(Exercise inputs Opens)
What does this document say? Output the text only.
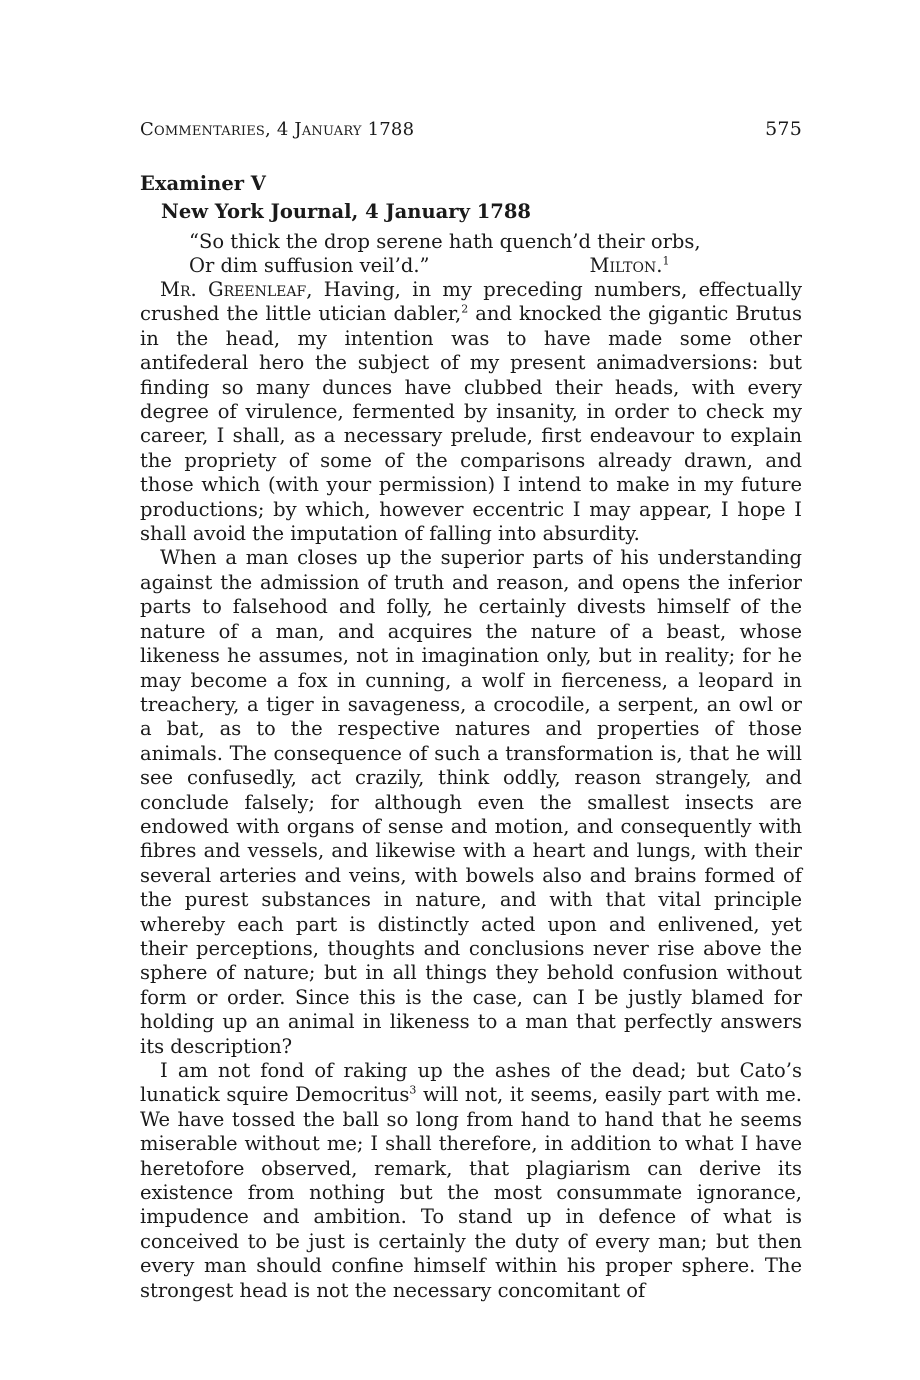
Commentaries, 4 January 1788	575
Examiner V
New York Journal, 4 January 1788
“So thick the drop serene hath quench’d their orbs,
Or dim suffusion veil’d.”	Milton.$^1$

Mr. Greenleaf, Having, in my preceding numbers, effectually crushed the little utician dabler,$^2$ and knocked the gigantic Brutus in the head, my intention was to have made some other antifederal hero the subject of my present animadversions: but finding so many dunces have clubbed their heads, with every degree of virulence, fermented by insanity, in order to check my career, I shall, as a necessary prelude, first endeavour to explain the propriety of some of the comparisons already drawn, and those which (with your permission) I intend to make in my future productions; by which, however eccentric I may appear, I hope I shall avoid the imputation of falling into absurdity.

When a man closes up the superior parts of his understanding against the admission of truth and reason, and opens the inferior parts to falsehood and folly, he certainly divests himself of the nature of a man, and acquires the nature of a beast, whose likeness he assumes, not in imagination only, but in reality; for he may become a fox in cunning, a wolf in fierceness, a leopard in treachery, a tiger in savageness, a crocodile, a serpent, an owl or a bat, as to the respective natures and properties of those animals. The consequence of such a transformation is, that he will see confusedly, act crazily, think oddly, reason strangely, and conclude falsely; for although even the smallest insects are endowed with organs of sense and motion, and consequently with fibres and vessels, and likewise with a heart and lungs, with their several arteries and veins, with bowels also and brains formed of the purest substances in nature, and with that vital principle whereby each part is distinctly acted upon and enlivened, yet their perceptions, thoughts and conclusions never rise above the sphere of nature; but in all things they behold confusion without form or order. Since this is the case, can I be justly blamed for holding up an animal in likeness to a man that perfectly answers its description?

I am not fond of raking up the ashes of the dead; but Cato’s lunatick squire Democritus$^3$ will not, it seems, easily part with me. We have tossed the ball so long from hand to hand that he seems miserable without me; I shall therefore, in addition to what I have heretofore observed, remark, that plagiarism can derive its existence from nothing but the most consummate ignorance, impudence and ambition. To stand up in defence of what is conceived to be just is certainly the duty of every man; but then every man should confine himself within his proper sphere. The strongest head is not the necessary concomitant of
(Exercise inputs Closes)
#### What the task asks:
Report, with no additional words, how many lines in the records above contain the word "January".

#### Exercise answer:
2